WRITTEN INSTRUCTION: Repeat the full listing, word for word.

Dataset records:
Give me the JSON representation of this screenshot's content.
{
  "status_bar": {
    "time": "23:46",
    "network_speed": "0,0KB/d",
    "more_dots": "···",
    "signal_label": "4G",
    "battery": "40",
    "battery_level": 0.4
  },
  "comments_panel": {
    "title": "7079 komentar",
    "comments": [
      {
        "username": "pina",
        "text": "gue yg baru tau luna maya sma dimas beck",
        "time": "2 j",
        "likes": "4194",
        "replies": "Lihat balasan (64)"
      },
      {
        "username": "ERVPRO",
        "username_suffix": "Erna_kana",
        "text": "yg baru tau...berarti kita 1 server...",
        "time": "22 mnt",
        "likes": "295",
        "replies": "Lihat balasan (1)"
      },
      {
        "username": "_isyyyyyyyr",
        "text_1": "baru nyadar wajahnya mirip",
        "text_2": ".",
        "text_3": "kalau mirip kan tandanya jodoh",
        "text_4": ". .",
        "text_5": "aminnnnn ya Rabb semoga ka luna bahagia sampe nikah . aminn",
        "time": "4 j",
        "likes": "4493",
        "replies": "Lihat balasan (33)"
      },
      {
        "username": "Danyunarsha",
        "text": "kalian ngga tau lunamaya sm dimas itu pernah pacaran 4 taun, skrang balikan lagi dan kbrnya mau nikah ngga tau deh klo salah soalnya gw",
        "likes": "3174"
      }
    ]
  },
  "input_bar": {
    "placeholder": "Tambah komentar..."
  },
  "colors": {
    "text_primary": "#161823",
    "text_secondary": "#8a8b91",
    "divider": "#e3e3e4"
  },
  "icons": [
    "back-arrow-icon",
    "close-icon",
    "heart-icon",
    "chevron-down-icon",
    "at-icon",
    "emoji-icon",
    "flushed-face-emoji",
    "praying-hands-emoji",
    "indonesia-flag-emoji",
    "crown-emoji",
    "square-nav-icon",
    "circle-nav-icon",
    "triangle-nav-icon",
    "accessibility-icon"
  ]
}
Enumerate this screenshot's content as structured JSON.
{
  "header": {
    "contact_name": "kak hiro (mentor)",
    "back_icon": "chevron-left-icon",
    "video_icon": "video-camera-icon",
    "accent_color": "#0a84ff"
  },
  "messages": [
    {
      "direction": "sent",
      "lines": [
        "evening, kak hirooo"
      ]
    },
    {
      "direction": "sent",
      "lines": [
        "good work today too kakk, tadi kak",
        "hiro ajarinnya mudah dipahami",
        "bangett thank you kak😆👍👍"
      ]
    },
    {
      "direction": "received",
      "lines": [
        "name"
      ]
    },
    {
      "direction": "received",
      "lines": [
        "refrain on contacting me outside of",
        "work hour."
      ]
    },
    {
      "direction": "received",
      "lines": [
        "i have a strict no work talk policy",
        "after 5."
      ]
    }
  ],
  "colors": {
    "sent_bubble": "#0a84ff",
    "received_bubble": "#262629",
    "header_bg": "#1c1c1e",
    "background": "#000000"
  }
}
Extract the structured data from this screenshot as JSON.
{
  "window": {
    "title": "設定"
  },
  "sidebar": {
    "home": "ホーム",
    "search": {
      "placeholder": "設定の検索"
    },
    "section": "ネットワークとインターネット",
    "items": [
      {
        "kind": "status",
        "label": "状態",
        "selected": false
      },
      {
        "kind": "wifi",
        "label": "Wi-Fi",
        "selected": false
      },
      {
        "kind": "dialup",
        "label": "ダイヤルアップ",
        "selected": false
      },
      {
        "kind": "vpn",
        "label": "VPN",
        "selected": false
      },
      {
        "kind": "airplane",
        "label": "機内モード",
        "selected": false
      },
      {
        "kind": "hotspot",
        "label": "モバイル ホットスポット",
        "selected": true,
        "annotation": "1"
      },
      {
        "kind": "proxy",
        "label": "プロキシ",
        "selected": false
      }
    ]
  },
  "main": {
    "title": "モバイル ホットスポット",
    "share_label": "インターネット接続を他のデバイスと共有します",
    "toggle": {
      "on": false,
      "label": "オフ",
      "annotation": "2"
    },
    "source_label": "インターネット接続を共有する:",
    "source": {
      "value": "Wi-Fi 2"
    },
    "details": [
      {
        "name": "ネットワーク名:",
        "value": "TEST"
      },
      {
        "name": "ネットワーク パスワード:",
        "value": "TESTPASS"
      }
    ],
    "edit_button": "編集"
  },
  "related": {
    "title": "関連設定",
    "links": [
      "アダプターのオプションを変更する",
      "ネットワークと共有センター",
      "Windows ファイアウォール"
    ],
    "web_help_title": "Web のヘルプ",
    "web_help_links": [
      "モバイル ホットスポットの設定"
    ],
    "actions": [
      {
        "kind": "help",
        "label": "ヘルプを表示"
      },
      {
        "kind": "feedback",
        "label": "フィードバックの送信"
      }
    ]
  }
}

EXERCISE ANSWER:
Give me the JSON representation of this screenshot's content.
{
  "status_bar": {
    "time": "23:46",
    "network_speed": "0,0KB/d",
    "more_dots": "···",
    "signal_label": "4G",
    "battery": "40",
    "battery_level": 0.4
  },
  "comments_panel": {
    "title": "7079 komentar",
    "comments": [
      {
        "username": "pina",
        "text": "gue yg baru tau luna maya sma dimas beck",
        "time": "2 j",
        "likes": "4194",
        "replies": "Lihat balasan (64)"
      },
      {
        "username": "ERVPRO",
        "username_suffix": "Erna_kana",
        "text": "yg baru tau...berarti kita 1 server...",
        "time": "22 mnt",
        "likes": "295",
        "replies": "Lihat balasan (1)"
      },
      {
        "username": "_isyyyyyyyr",
        "text_1": "baru nyadar wajahnya mirip",
        "text_2": ".",
        "text_3": "kalau mirip kan tandanya jodoh",
        "text_4": ". .",
        "text_5": "aminnnnn ya Rabb semoga ka luna bahagia sampe nikah . aminn",
        "time": "4 j",
        "likes": "4493",
        "replies": "Lihat balasan (33)"
      },
      {
        "username": "Danyunarsha",
        "text": "kalian ngga tau lunamaya sm dimas itu pernah pacaran 4 taun, skrang balikan lagi dan kbrnya mau nikah ngga tau deh klo salah soalnya gw",
        "likes": "3174"
      }
    ]
  },
  "input_bar": {
    "placeholder": "Tambah komentar..."
  },
  "colors": {
    "text_primary": "#161823",
    "text_secondary": "#8a8b91",
    "divider": "#e3e3e4"
  },
  "icons": [
    "back-arrow-icon",
    "close-icon",
    "heart-icon",
    "chevron-down-icon",
    "at-icon",
    "emoji-icon",
    "flushed-face-emoji",
    "praying-hands-emoji",
    "indonesia-flag-emoji",
    "crown-emoji",
    "square-nav-icon",
    "circle-nav-icon",
    "triangle-nav-icon",
    "accessibility-icon"
  ]
}
Enumerate this screenshot's content as structured JSON.
{
  "header": {
    "contact_name": "kak hiro (mentor)",
    "back_icon": "chevron-left-icon",
    "video_icon": "video-camera-icon",
    "accent_color": "#0a84ff"
  },
  "messages": [
    {
      "direction": "sent",
      "lines": [
        "evening, kak hirooo"
      ]
    },
    {
      "direction": "sent",
      "lines": [
        "good work today too kakk, tadi kak",
        "hiro ajarinnya mudah dipahami",
        "bangett thank you kak😆👍👍"
      ]
    },
    {
      "direction": "received",
      "lines": [
        "name"
      ]
    },
    {
      "direction": "received",
      "lines": [
        "refrain on contacting me outside of",
        "work hour."
      ]
    },
    {
      "direction": "received",
      "lines": [
        "i have a strict no work talk policy",
        "after 5."
      ]
    }
  ],
  "colors": {
    "sent_bubble": "#0a84ff",
    "received_bubble": "#262629",
    "header_bg": "#1c1c1e",
    "background": "#000000"
  }
}
Extract the structured data from this screenshot as JSON.
{
  "window": {
    "title": "設定"
  },
  "sidebar": {
    "home": "ホーム",
    "search": {
      "placeholder": "設定の検索"
    },
    "section": "ネットワークとインターネット",
    "items": [
      {
        "kind": "status",
        "label": "状態",
        "selected": false
      },
      {
        "kind": "wifi",
        "label": "Wi-Fi",
        "selected": false
      },
      {
        "kind": "dialup",
        "label": "ダイヤルアップ",
        "selected": false
      },
      {
        "kind": "vpn",
        "label": "VPN",
        "selected": false
      },
      {
        "kind": "airplane",
        "label": "機内モード",
        "selected": false
      },
      {
        "kind": "hotspot",
        "label": "モバイル ホットスポット",
        "selected": true,
        "annotation": "1"
      },
      {
        "kind": "proxy",
        "label": "プロキシ",
        "selected": false
      }
    ]
  },
  "main": {
    "title": "モバイル ホットスポット",
    "share_label": "インターネット接続を他のデバイスと共有します",
    "toggle": {
      "on": false,
      "label": "オフ",
      "annotation": "2"
    },
    "source_label": "インターネット接続を共有する:",
    "source": {
      "value": "Wi-Fi 2"
    },
    "details": [
      {
        "name": "ネットワーク名:",
        "value": "TEST"
      },
      {
        "name": "ネットワーク パスワード:",
        "value": "TESTPASS"
      }
    ],
    "edit_button": "編集"
  },
  "related": {
    "title": "関連設定",
    "links": [
      "アダプターのオプションを変更する",
      "ネットワークと共有センター",
      "Windows ファイアウォール"
    ],
    "web_help_title": "Web のヘルプ",
    "web_help_links": [
      "モバイル ホットスポットの設定"
    ],
    "actions": [
      {
        "kind": "help",
        "label": "ヘルプを表示"
      },
      {
        "kind": "feedback",
        "label": "フィードバックの送信"
      }
    ]
  }
}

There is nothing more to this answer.